▶ **GIVEN REQUEST**:
Determine how many lines below hold the string "Name". Reply with the number alone.

%%

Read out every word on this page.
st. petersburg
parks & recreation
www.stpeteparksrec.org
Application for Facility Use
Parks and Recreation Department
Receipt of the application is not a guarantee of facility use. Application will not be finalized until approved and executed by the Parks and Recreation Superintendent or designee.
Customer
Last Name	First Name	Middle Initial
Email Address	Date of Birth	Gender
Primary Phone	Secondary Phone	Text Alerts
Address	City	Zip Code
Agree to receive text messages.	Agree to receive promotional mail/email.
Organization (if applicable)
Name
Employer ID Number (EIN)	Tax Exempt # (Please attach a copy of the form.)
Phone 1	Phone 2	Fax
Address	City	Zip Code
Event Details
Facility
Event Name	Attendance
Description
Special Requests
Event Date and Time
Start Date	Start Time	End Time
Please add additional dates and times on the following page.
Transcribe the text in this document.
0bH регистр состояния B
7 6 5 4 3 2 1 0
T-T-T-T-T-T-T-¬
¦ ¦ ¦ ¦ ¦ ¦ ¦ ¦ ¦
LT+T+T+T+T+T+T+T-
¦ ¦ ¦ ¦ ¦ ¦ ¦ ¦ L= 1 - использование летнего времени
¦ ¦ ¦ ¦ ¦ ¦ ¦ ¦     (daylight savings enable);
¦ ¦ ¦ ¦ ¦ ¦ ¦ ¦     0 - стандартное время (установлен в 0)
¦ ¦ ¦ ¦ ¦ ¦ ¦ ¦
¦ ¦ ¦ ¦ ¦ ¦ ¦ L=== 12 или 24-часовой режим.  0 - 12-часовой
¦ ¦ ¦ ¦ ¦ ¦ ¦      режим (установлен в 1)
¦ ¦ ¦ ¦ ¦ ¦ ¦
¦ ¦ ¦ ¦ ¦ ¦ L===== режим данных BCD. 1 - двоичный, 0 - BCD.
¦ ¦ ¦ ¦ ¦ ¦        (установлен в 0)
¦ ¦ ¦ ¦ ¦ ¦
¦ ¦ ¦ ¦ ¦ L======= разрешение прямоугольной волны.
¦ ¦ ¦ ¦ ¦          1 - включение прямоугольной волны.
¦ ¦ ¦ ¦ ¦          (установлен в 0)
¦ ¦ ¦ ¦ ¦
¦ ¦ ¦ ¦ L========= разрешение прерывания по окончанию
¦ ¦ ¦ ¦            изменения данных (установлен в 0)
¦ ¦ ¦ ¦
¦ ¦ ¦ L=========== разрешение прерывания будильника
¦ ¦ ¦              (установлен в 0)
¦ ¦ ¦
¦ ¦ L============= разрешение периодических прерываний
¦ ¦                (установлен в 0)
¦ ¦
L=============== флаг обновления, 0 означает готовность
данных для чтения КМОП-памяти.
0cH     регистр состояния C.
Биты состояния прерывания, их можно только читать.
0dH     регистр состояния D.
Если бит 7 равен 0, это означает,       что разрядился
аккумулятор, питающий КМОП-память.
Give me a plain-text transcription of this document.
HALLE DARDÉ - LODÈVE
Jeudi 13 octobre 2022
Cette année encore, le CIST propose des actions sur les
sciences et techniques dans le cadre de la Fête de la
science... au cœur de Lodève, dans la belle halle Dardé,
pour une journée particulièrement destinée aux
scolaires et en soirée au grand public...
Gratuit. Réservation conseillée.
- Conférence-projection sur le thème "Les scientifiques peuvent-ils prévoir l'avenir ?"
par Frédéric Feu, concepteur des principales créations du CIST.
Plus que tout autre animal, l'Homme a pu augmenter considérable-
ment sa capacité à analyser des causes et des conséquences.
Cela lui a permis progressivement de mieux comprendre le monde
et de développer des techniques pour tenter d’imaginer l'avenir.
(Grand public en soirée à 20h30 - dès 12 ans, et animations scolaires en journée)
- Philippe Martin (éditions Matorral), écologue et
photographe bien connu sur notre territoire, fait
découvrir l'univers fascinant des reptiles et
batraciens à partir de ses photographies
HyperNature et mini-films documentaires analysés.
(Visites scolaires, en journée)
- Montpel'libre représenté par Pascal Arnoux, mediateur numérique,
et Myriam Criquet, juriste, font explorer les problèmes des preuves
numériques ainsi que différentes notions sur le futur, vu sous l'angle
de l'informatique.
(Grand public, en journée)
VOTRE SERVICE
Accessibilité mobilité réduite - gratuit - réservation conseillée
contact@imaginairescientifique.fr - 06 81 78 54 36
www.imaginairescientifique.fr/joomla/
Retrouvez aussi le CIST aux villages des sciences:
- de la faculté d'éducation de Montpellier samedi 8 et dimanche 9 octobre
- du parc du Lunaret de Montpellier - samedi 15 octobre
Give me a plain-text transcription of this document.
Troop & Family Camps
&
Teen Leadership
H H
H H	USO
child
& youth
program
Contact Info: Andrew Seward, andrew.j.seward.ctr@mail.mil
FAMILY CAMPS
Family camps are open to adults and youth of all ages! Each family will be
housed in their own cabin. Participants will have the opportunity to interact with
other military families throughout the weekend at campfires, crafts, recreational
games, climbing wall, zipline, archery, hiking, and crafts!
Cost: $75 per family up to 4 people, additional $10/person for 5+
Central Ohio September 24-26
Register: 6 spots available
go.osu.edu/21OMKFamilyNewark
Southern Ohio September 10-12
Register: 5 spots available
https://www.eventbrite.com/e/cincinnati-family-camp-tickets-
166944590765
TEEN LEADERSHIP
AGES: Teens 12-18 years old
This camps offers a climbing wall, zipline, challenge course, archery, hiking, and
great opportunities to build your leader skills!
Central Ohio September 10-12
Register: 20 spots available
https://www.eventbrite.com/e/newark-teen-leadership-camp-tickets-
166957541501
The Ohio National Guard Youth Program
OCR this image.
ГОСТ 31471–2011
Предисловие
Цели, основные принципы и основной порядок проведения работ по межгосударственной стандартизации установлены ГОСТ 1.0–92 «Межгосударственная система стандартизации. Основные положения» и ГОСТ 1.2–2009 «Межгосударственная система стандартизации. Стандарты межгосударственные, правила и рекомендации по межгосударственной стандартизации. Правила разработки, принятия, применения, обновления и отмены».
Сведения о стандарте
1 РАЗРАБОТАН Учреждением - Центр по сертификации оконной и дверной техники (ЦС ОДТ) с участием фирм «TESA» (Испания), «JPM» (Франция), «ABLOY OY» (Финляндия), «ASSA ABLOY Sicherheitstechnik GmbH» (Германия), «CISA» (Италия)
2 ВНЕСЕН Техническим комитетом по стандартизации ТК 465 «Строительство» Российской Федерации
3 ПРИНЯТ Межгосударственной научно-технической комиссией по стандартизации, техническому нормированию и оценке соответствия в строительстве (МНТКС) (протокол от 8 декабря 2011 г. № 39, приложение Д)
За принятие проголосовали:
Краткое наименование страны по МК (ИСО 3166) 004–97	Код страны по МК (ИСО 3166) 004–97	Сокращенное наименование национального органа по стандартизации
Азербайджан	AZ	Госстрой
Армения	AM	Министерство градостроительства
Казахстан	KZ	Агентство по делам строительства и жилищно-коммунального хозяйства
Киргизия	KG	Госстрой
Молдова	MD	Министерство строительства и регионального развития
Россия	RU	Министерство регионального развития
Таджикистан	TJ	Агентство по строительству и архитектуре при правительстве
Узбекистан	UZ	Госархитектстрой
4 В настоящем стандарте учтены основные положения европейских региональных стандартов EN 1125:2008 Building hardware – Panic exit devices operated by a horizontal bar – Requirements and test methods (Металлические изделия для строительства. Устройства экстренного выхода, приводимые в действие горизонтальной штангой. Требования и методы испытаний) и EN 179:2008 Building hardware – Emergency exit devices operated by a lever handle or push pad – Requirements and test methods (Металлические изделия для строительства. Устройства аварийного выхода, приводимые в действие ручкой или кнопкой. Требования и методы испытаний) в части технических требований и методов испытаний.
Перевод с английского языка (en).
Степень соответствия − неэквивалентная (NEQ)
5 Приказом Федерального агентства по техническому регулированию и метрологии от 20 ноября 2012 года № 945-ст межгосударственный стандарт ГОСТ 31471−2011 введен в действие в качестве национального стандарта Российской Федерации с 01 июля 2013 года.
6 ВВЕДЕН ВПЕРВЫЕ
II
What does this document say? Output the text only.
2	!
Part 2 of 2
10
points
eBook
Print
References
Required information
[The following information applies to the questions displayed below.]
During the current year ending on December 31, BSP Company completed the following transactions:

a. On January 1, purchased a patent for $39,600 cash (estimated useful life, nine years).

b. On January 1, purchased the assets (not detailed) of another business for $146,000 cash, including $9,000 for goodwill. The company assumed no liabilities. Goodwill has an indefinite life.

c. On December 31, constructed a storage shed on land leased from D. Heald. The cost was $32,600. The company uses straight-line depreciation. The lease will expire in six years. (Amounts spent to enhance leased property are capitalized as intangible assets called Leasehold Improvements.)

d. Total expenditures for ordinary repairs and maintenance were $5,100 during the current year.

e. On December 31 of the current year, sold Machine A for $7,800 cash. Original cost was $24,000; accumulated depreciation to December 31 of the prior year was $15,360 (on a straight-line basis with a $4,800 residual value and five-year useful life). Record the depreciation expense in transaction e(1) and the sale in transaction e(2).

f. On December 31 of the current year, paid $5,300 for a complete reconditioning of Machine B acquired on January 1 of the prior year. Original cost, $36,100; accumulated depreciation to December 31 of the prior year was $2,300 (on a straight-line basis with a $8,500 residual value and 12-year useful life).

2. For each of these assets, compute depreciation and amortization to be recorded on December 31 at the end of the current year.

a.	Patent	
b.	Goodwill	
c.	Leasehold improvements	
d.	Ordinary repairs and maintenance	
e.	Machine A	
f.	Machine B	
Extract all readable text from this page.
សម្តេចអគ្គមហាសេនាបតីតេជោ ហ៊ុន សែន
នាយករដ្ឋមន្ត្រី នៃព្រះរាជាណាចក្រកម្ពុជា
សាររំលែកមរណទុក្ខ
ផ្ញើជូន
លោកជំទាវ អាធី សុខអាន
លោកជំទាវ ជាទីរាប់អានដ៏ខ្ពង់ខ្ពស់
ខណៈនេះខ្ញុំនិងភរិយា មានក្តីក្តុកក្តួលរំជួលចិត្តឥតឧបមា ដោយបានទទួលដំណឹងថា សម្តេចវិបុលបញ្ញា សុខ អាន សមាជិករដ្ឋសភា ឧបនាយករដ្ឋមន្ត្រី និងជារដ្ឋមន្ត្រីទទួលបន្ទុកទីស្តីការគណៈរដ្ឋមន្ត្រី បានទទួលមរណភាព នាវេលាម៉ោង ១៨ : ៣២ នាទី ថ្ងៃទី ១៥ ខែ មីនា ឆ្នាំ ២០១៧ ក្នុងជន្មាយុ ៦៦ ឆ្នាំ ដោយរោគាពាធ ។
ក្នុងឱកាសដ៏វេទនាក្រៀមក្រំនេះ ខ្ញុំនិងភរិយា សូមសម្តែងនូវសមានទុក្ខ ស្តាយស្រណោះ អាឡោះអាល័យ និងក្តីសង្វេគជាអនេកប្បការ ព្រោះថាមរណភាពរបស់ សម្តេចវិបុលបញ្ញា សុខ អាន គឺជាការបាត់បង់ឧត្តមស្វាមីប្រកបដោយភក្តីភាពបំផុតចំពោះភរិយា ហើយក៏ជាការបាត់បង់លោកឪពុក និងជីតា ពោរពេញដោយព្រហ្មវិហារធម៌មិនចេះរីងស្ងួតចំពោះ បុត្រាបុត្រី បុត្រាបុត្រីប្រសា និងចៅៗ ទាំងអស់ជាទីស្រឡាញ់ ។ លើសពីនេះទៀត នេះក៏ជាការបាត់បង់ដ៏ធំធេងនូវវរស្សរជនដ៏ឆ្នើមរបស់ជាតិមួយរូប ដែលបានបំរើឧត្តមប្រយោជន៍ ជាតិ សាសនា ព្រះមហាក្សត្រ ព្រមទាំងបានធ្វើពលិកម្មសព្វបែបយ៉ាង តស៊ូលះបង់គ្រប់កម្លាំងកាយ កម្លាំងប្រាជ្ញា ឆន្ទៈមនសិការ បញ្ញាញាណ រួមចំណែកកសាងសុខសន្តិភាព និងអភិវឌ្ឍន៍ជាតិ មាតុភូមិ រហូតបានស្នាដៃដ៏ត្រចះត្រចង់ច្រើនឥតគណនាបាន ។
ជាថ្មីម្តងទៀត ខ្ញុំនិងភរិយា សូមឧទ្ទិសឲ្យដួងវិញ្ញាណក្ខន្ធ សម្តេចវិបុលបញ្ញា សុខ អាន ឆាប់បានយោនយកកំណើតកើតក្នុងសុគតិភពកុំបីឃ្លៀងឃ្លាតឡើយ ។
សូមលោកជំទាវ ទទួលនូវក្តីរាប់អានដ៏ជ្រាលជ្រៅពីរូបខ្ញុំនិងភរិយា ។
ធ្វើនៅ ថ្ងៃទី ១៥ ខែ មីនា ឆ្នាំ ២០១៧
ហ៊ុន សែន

%%

▶ **WORKED ANSWER**:
3